→ **STATED GOAL**: Copy out every line containing the word "feeling".

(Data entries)
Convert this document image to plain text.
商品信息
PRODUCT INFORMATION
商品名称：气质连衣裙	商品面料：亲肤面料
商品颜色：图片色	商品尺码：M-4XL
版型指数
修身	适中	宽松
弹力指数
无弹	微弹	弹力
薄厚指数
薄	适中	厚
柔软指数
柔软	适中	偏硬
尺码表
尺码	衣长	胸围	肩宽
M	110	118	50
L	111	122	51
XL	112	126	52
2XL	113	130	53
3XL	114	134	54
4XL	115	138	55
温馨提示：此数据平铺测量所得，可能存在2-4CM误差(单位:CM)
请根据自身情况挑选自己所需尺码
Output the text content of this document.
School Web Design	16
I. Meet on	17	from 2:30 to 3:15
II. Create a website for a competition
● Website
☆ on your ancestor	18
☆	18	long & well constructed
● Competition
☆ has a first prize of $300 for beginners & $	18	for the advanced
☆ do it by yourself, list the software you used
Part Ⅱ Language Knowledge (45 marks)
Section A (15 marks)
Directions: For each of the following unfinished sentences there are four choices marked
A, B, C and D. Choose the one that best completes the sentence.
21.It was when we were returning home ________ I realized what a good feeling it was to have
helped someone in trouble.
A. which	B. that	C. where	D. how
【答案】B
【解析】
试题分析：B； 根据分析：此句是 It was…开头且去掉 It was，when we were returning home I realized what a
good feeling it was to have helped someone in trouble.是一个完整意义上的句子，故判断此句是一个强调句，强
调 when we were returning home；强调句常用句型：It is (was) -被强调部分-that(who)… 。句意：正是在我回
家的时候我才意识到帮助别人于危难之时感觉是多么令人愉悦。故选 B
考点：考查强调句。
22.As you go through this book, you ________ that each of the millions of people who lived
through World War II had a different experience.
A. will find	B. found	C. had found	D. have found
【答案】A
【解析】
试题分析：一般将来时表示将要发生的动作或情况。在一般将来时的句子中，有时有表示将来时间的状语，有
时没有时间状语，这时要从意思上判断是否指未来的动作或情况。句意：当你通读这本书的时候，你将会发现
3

→ **COMPLETED TASK**:
21.It was when we were returning home ________ I realized what a good feeling it was to have
good feeling it was to have helped someone in trouble.是一个完整意义上的句子，故判断此句是一个强调句，强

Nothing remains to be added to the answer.